Exercise task: Find the word "following" in the data. Return every line where it appears.

[start Recorded data]

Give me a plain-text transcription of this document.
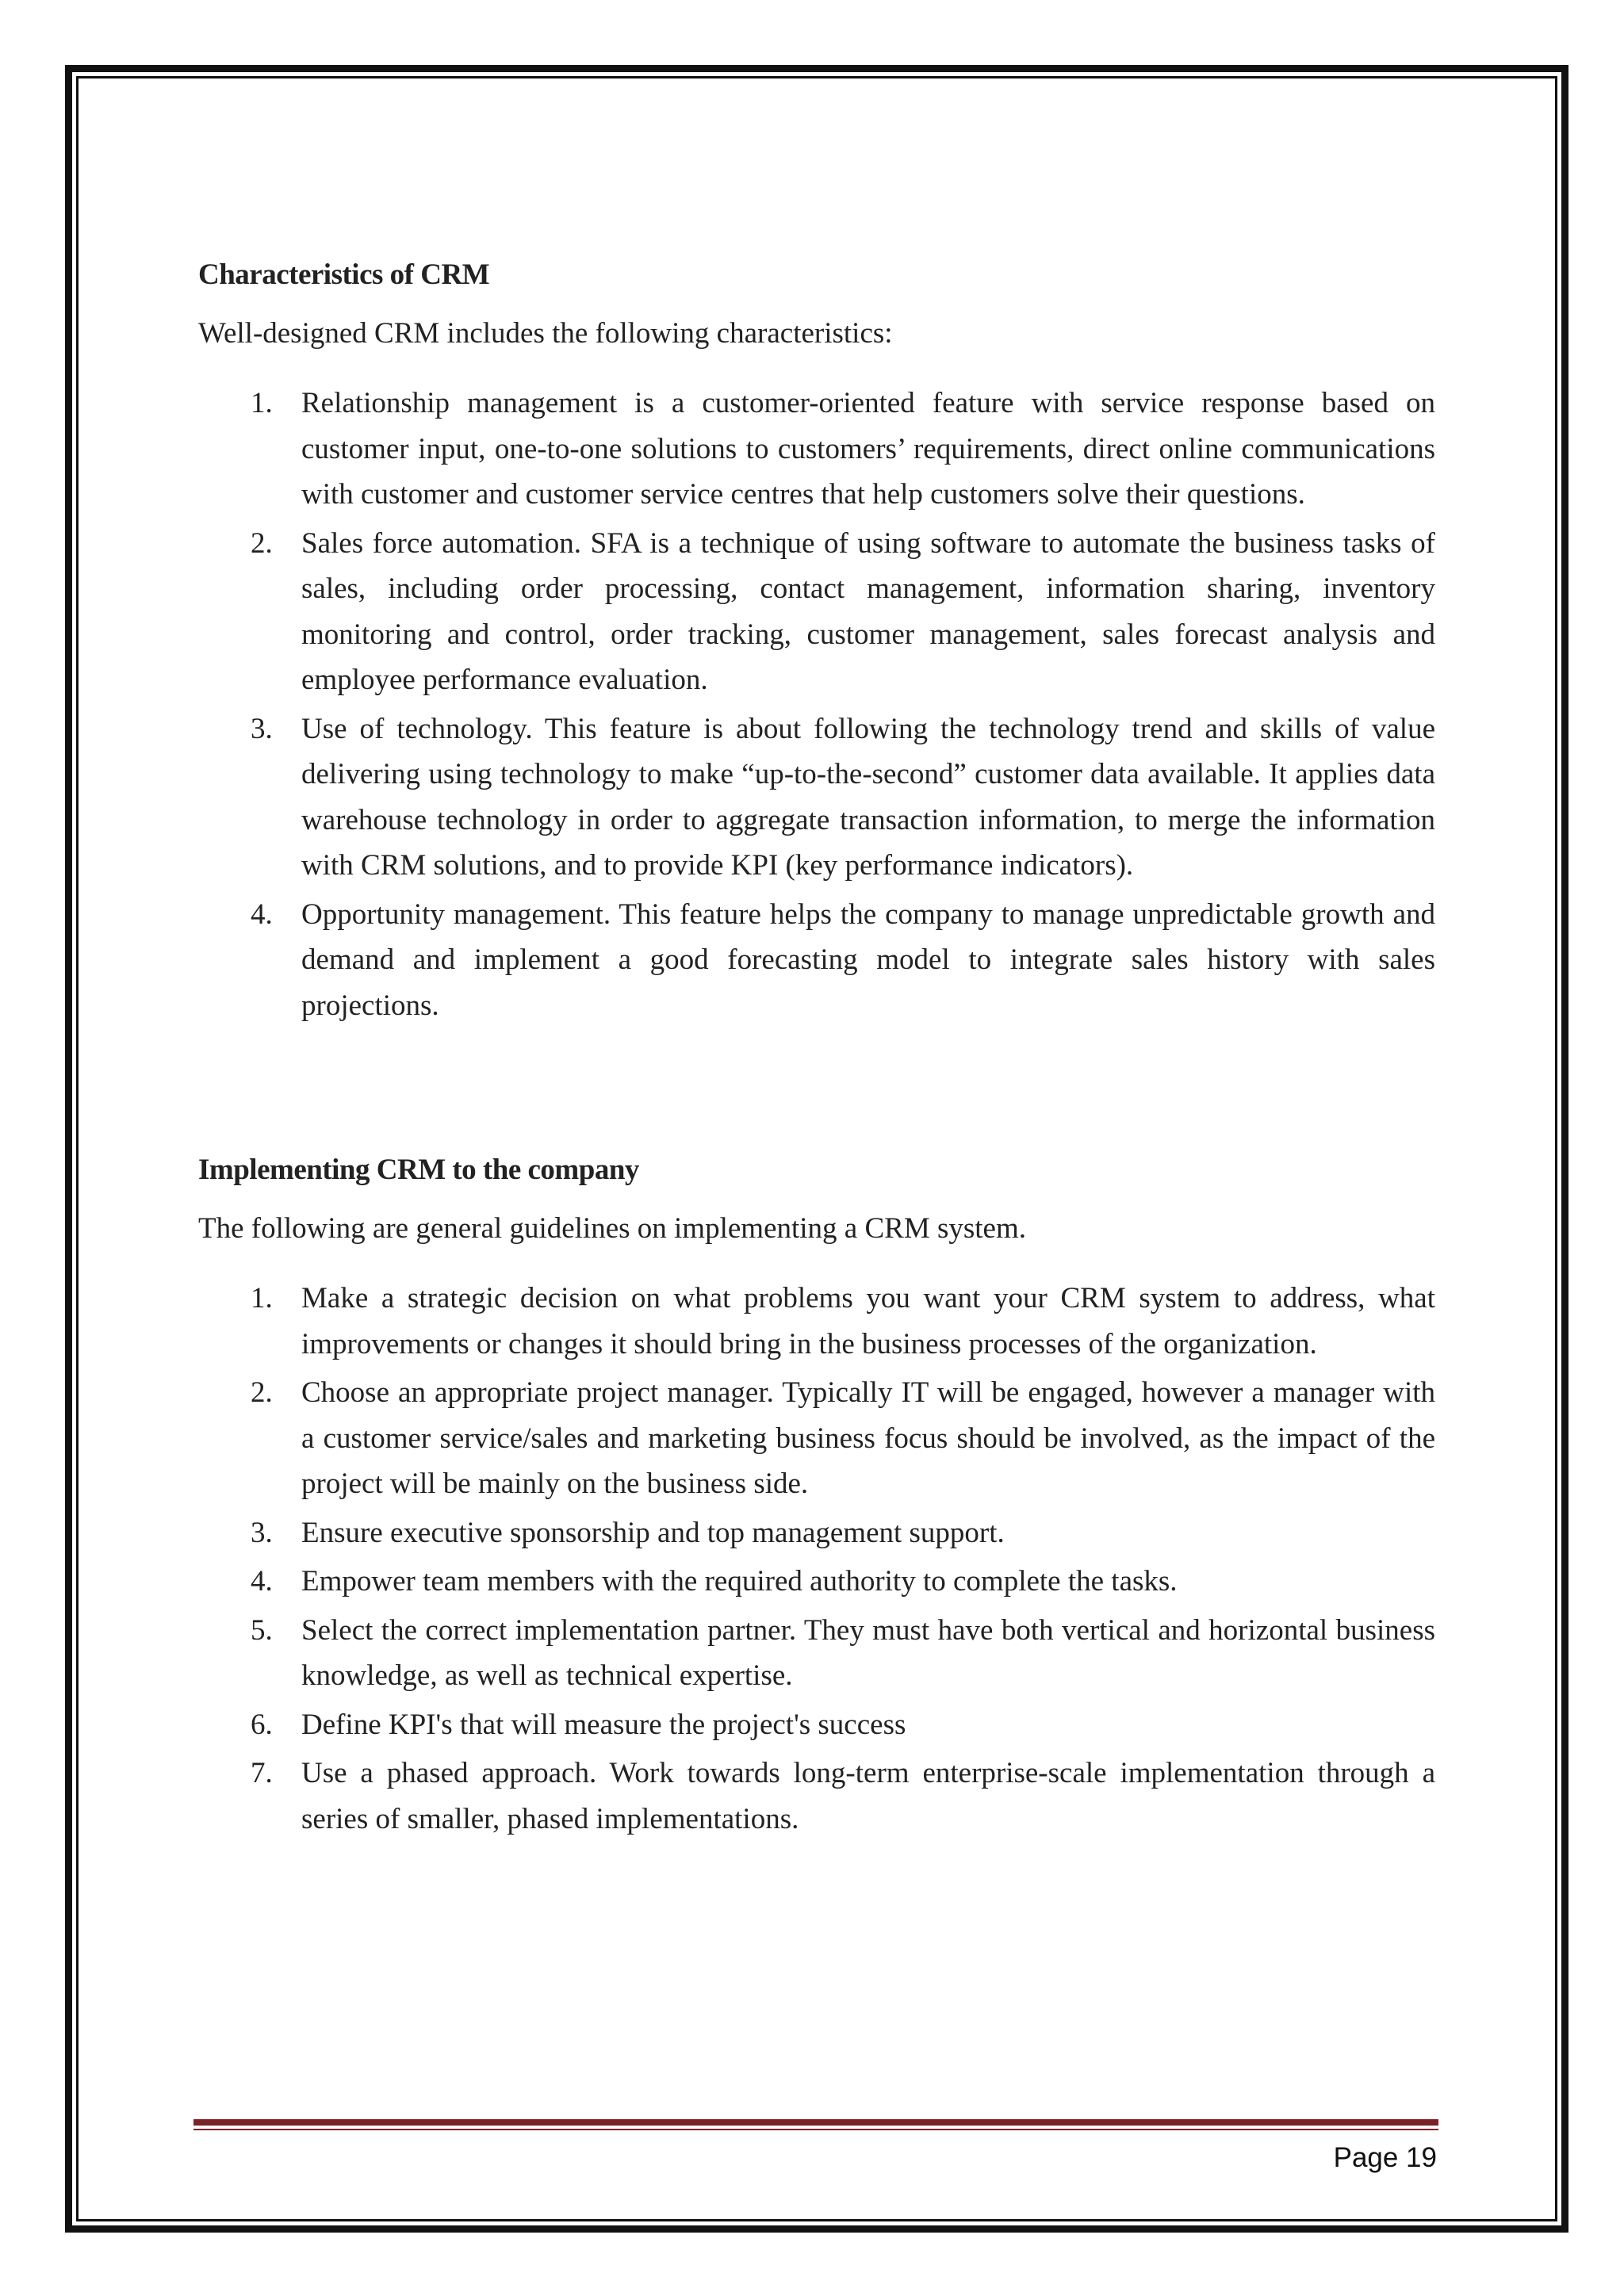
Characteristics of CRM

Well-designed CRM includes the following characteristics:

1. Relationship management is a customer-oriented feature with service response based on customer input, one-to-one solutions to customers’ requirements, direct online communications with customer and customer service centres that help customers solve their questions.
2. Sales force automation. SFA is a technique of using software to automate the business tasks of sales, including order processing, contact management, information sharing, inventory monitoring and control, order tracking, customer management, sales forecast analysis and employee performance evaluation.
3. Use of technology. This feature is about following the technology trend and skills of value delivering using technology to make “up-to-the-second” customer data available. It applies data warehouse technology in order to aggregate transaction information, to merge the information with CRM solutions, and to provide KPI (key performance indicators).
4. Opportunity management. This feature helps the company to manage unpredictable growth and demand and implement a good forecasting model to integrate sales history with sales projections.
Implementing CRM to the company

The following are general guidelines on implementing a CRM system.

1. Make a strategic decision on what problems you want your CRM system to address, what improvements or changes it should bring in the business processes of the organization.
2. Choose an appropriate project manager. Typically IT will be engaged, however a manager with a customer service/sales and marketing business focus should be involved, as the impact of the project will be mainly on the business side.
3. Ensure executive sponsorship and top management support.
4. Empower team members with the required authority to complete the tasks.
5. Select the correct implementation partner. They must have both vertical and horizontal business knowledge, as well as technical expertise.
6. Define KPI's that will measure the project's success
7. Use a phased approach. Work towards long-term enterprise-scale implementation through a series of smaller, phased implementations.
Page 19
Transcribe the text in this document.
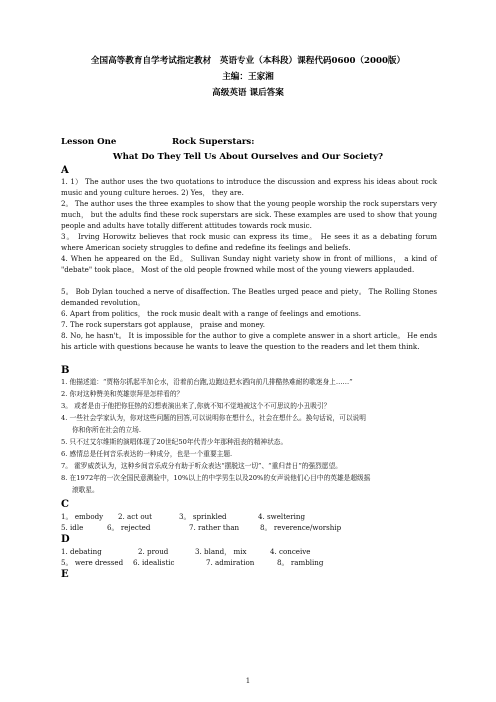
全国高等教育自学考试指定教材　英语专业（本科段）课程代码0600（2000版）
主编：王家湘
高级英语 课后答案
Lesson One	Rock Superstars:
What Do They Tell Us About Ourselves and Our Society?
A
1. 1） The author uses the two quotations to introduce the discussion and express his ideas about rock music and young culture heroes. 2) Yes， they are.
2。 The author uses the three examples to show that the young people worship the rock superstars very much， but the adults find these rock superstars are sick. These examples are used to show that young people and adults have totally different attitudes towards rock music.
3。 Irving Horowitz believes that rock music can express its time。 He sees it as a debating forum where American society struggles to define and redefine its feelings and beliefs.
4. When he appeared on the Ed。 Sullivan Sunday night variety show in front of millions， a kind of "debate" took place。 Most of the old people frowned while most of the young viewers applauded.
5。 Bob Dylan touched a nerve of disaffection. The Beatles urged peace and piety。 The Rolling Stones demanded revolution。
6. Apart from politics， the rock music dealt with a range of feelings and emotions.
7. The rock superstars got applause， praise and money.
8. No, he hasn't。 It is impossible for the author to give a complete answer in a short article。 He ends his article with questions because he wants to leave the question to the readers and let them think.
B
1. 他描述道：“贾格尔抓起半加仑水，沿着前台跑,边跑边把水洒向前几排酷热难耐的歌迷身上……”
2. 你对这种赞美和英雄崇拜是怎样看的？
3。 或者是由于他把你狂热的幻想表演出来了,你就不知不觉地被这个不可思议的小丑吸引？
4. 一些社会学家认为，你对这些问题的回答,可以说明你在想什么，社会在想什么。换句话说，可以说明
你和你所在社会的立场.
5. 只不过艾尔维斯的演唱体现了20世纪50年代青少年那种沮丧的精神状态。
6. 感情总是任何音乐表达的一种成分，也是一个重要主题.
7。 霍罗威茨认为，这种乡间音乐成分有助于听众表达“摆脱这一切”、“重归昔日”的强烈愿望。
8. 在1972年的一次全国民意测验中，10%以上的中学男生以及20%的女声说他们心目中的英雄是超级摇
滚歌星。
C
1。 embody 2. act out	3。 sprinkled	4. sweltering
5. idle	6。 rejected	7. rather than	8。 reverence/worship
D
1. debating	2. proud	3. bland， mix	4. conceive
5。 were dressed 6. idealistic	7. admiration	8。 rambling
E
1
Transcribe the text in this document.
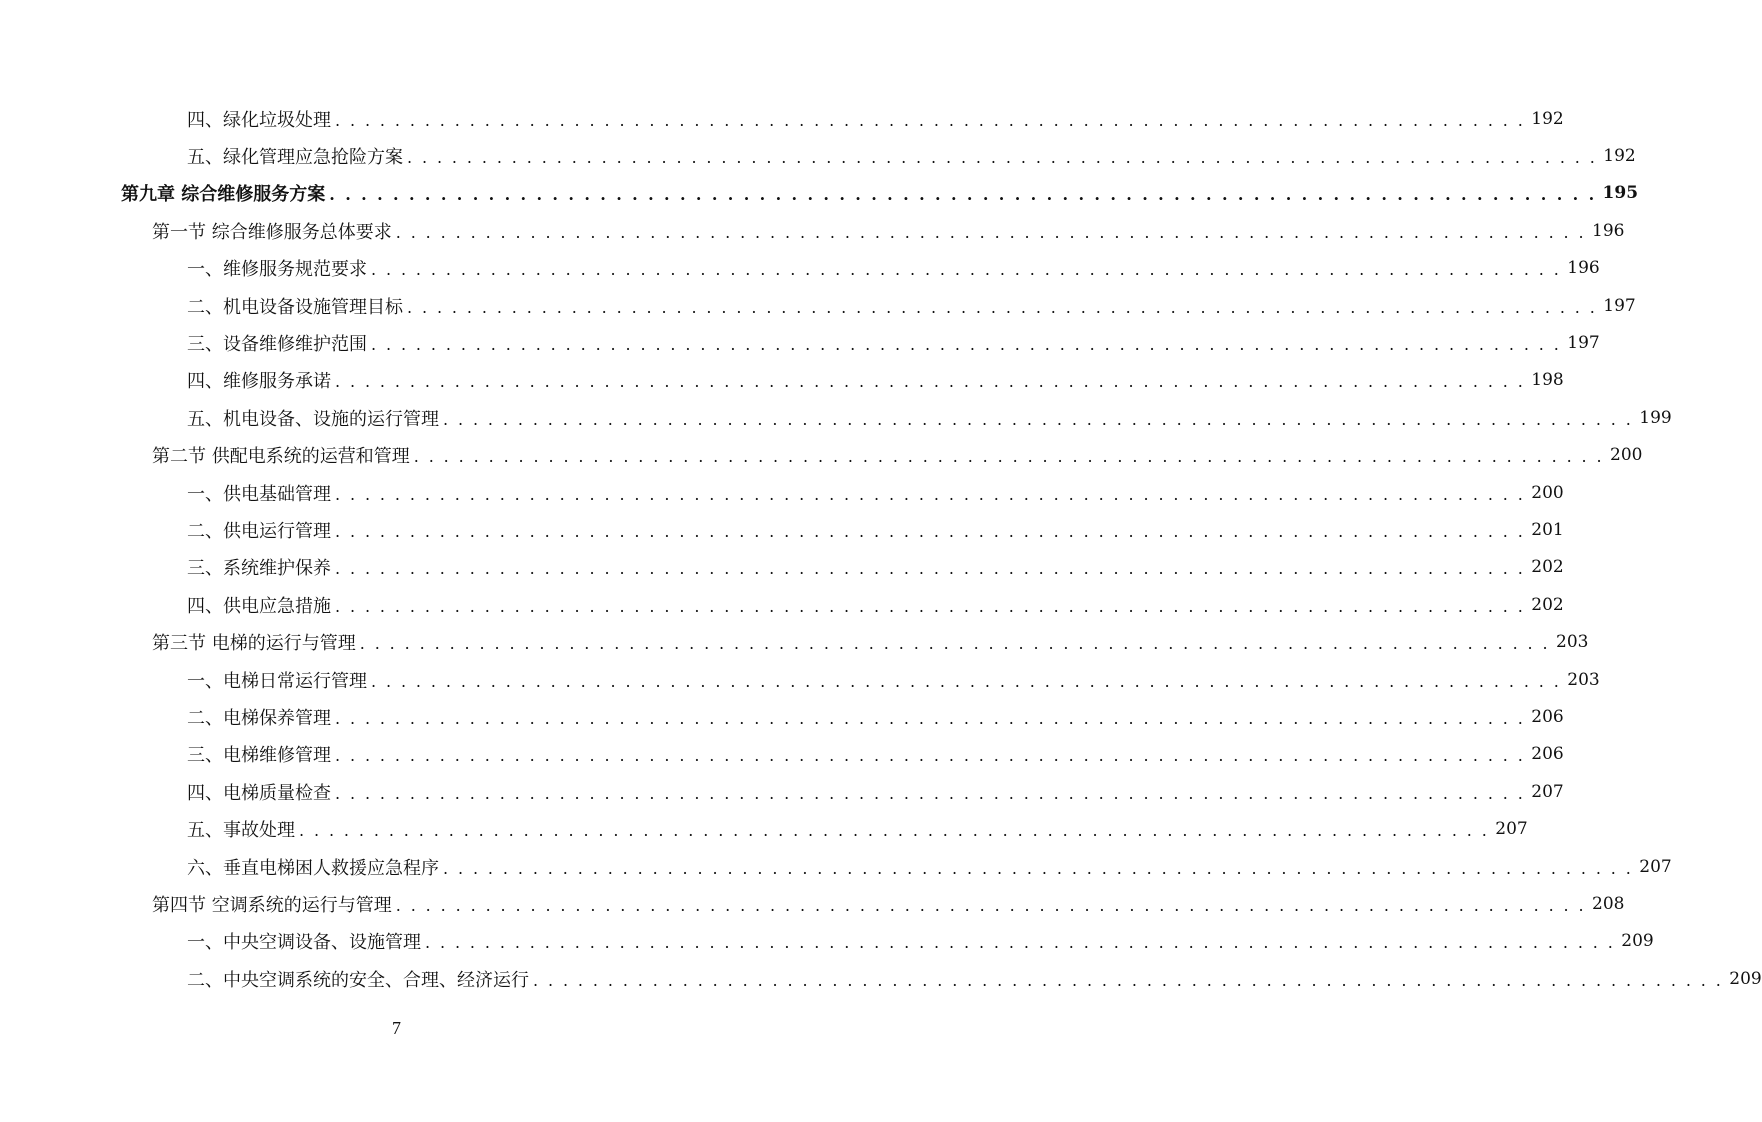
四、绿化垃圾处理 . . . . . . . . . . . . . . . . . . . . . . . . . . . . . . . . . . . . . . . . . . . . . . . . . . . . . . . . . . . . . . . . . . . . . . . . . . . . . . . . 192
五、绿化管理应急抢险方案 . . . . . . . . . . . . . . . . . . . . . . . . . . . . . . . . . . . . . . . . . . . . . . . . . . . . . . . . . . . . . . . . . . . . . . . . . . . . . . . . 192
第九章 综合维修服务方案 . . . . . . . . . . . . . . . . . . . . . . . . . . . . . . . . . . . . . . . . . . . . . . . . . . . . . . . . . . . . . . . . . . . . . . . . . . . . . . . . 195
第一节 综合维修服务总体要求 . . . . . . . . . . . . . . . . . . . . . . . . . . . . . . . . . . . . . . . . . . . . . . . . . . . . . . . . . . . . . . . . . . . . . . . . . . . . . . . . 196
一、维修服务规范要求 . . . . . . . . . . . . . . . . . . . . . . . . . . . . . . . . . . . . . . . . . . . . . . . . . . . . . . . . . . . . . . . . . . . . . . . . . . . . . . . . 196
二、机电设备设施管理目标 . . . . . . . . . . . . . . . . . . . . . . . . . . . . . . . . . . . . . . . . . . . . . . . . . . . . . . . . . . . . . . . . . . . . . . . . . . . . . . . . 197
三、设备维修维护范围 . . . . . . . . . . . . . . . . . . . . . . . . . . . . . . . . . . . . . . . . . . . . . . . . . . . . . . . . . . . . . . . . . . . . . . . . . . . . . . . . 197
四、维修服务承诺 . . . . . . . . . . . . . . . . . . . . . . . . . . . . . . . . . . . . . . . . . . . . . . . . . . . . . . . . . . . . . . . . . . . . . . . . . . . . . . . . 198
五、机电设备、设施的运行管理 . . . . . . . . . . . . . . . . . . . . . . . . . . . . . . . . . . . . . . . . . . . . . . . . . . . . . . . . . . . . . . . . . . . . . . . . . . . . . . . . 199
第二节 供配电系统的运营和管理 . . . . . . . . . . . . . . . . . . . . . . . . . . . . . . . . . . . . . . . . . . . . . . . . . . . . . . . . . . . . . . . . . . . . . . . . . . . . . . . . 200
一、供电基础管理 . . . . . . . . . . . . . . . . . . . . . . . . . . . . . . . . . . . . . . . . . . . . . . . . . . . . . . . . . . . . . . . . . . . . . . . . . . . . . . . . 200
二、供电运行管理 . . . . . . . . . . . . . . . . . . . . . . . . . . . . . . . . . . . . . . . . . . . . . . . . . . . . . . . . . . . . . . . . . . . . . . . . . . . . . . . . 201
三、系统维护保养 . . . . . . . . . . . . . . . . . . . . . . . . . . . . . . . . . . . . . . . . . . . . . . . . . . . . . . . . . . . . . . . . . . . . . . . . . . . . . . . . 202
四、供电应急措施 . . . . . . . . . . . . . . . . . . . . . . . . . . . . . . . . . . . . . . . . . . . . . . . . . . . . . . . . . . . . . . . . . . . . . . . . . . . . . . . . 202
第三节 电梯的运行与管理 . . . . . . . . . . . . . . . . . . . . . . . . . . . . . . . . . . . . . . . . . . . . . . . . . . . . . . . . . . . . . . . . . . . . . . . . . . . . . . . . 203
一、电梯日常运行管理 . . . . . . . . . . . . . . . . . . . . . . . . . . . . . . . . . . . . . . . . . . . . . . . . . . . . . . . . . . . . . . . . . . . . . . . . . . . . . . . . 203
二、电梯保养管理 . . . . . . . . . . . . . . . . . . . . . . . . . . . . . . . . . . . . . . . . . . . . . . . . . . . . . . . . . . . . . . . . . . . . . . . . . . . . . . . . 206
三、电梯维修管理 . . . . . . . . . . . . . . . . . . . . . . . . . . . . . . . . . . . . . . . . . . . . . . . . . . . . . . . . . . . . . . . . . . . . . . . . . . . . . . . . 206
四、电梯质量检查 . . . . . . . . . . . . . . . . . . . . . . . . . . . . . . . . . . . . . . . . . . . . . . . . . . . . . . . . . . . . . . . . . . . . . . . . . . . . . . . . 207
五、事故处理 . . . . . . . . . . . . . . . . . . . . . . . . . . . . . . . . . . . . . . . . . . . . . . . . . . . . . . . . . . . . . . . . . . . . . . . . . . . . . . . . 207
六、垂直电梯困人救援应急程序 . . . . . . . . . . . . . . . . . . . . . . . . . . . . . . . . . . . . . . . . . . . . . . . . . . . . . . . . . . . . . . . . . . . . . . . . . . . . . . . . 207
第四节 空调系统的运行与管理 . . . . . . . . . . . . . . . . . . . . . . . . . . . . . . . . . . . . . . . . . . . . . . . . . . . . . . . . . . . . . . . . . . . . . . . . . . . . . . . . 208
一、中央空调设备、设施管理 . . . . . . . . . . . . . . . . . . . . . . . . . . . . . . . . . . . . . . . . . . . . . . . . . . . . . . . . . . . . . . . . . . . . . . . . . . . . . . . . 209
二、中央空调系统的安全、合理、经济运行 . . . . . . . . . . . . . . . . . . . . . . . . . . . . . . . . . . . . . . . . . . . . . . . . . . . . . . . . . . . . . . . . . . . . . . . . . . . . . . . . 209
7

[end Recorded data]

Final result:
Well-designed CRM includes the following characteristics:
3. Use of technology. This feature is about following the technology trend and skills of value delivering using technology to make “up-to-the-second” customer data available. It applies data warehouse technology in order to aggregate transaction information, to merge the information with CRM solutions, and to provide KPI (key performance indicators).
The following are general guidelines on implementing a CRM system.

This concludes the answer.